TASK INSTRUCTIONS »
The records that follow should be retyped word for word.

Dataset items
* BEGIN *

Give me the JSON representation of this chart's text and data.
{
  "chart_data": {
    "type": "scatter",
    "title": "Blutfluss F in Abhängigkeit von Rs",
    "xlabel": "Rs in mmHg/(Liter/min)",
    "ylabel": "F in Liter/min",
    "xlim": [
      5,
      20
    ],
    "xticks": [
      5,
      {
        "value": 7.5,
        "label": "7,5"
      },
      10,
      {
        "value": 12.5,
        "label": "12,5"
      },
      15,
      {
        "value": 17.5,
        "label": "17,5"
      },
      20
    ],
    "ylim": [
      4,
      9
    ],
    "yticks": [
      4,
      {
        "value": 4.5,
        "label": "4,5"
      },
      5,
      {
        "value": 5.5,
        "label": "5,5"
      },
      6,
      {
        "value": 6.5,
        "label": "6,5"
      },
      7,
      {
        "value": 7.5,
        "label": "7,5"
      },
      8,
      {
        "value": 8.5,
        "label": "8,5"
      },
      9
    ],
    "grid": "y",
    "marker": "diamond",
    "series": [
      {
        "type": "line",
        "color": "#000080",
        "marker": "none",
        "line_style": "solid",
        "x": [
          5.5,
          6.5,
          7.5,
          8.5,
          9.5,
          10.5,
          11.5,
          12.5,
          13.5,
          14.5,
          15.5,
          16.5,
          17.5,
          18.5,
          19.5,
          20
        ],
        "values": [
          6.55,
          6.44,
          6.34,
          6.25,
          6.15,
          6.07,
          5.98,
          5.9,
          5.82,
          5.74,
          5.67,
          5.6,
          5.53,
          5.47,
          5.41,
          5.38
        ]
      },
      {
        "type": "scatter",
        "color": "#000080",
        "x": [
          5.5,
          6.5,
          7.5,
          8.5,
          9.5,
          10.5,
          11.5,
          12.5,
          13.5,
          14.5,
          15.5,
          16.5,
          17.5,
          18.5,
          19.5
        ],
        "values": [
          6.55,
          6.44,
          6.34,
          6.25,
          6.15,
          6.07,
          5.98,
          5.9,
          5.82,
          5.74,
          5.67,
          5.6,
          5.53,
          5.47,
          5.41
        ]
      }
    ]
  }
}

* END *

TASK RESULT »
Give me the JSON representation of this chart's text and data.
{
  "chart_data": {
    "type": "scatter",
    "title": "Blutfluss F in Abhängigkeit von Rs",
    "xlabel": "Rs in mmHg/(Liter/min)",
    "ylabel": "F in Liter/min",
    "xlim": [
      5,
      20
    ],
    "xticks": [
      5,
      {
        "value": 7.5,
        "label": "7,5"
      },
      10,
      {
        "value": 12.5,
        "label": "12,5"
      },
      15,
      {
        "value": 17.5,
        "label": "17,5"
      },
      20
    ],
    "ylim": [
      4,
      9
    ],
    "yticks": [
      4,
      {
        "value": 4.5,
        "label": "4,5"
      },
      5,
      {
        "value": 5.5,
        "label": "5,5"
      },
      6,
      {
        "value": 6.5,
        "label": "6,5"
      },
      7,
      {
        "value": 7.5,
        "label": "7,5"
      },
      8,
      {
        "value": 8.5,
        "label": "8,5"
      },
      9
    ],
    "grid": "y",
    "marker": "diamond",
    "series": [
      {
        "type": "line",
        "color": "#000080",
        "marker": "none",
        "line_style": "solid",
        "x": [
          5.5,
          6.5,
          7.5,
          8.5,
          9.5,
          10.5,
          11.5,
          12.5,
          13.5,
          14.5,
          15.5,
          16.5,
          17.5,
          18.5,
          19.5,
          20
        ],
        "values": [
          6.55,
          6.44,
          6.34,
          6.25,
          6.15,
          6.07,
          5.98,
          5.9,
          5.82,
          5.74,
          5.67,
          5.6,
          5.53,
          5.47,
          5.41,
          5.38
        ]
      },
      {
        "type": "scatter",
        "color": "#000080",
        "x": [
          5.5,
          6.5,
          7.5,
          8.5,
          9.5,
          10.5,
          11.5,
          12.5,
          13.5,
          14.5,
          15.5,
          16.5,
          17.5,
          18.5,
          19.5
        ],
        "values": [
          6.55,
          6.44,
          6.34,
          6.25,
          6.15,
          6.07,
          5.98,
          5.9,
          5.82,
          5.74,
          5.67,
          5.6,
          5.53,
          5.47,
          5.41
        ]
      }
    ]
  }
}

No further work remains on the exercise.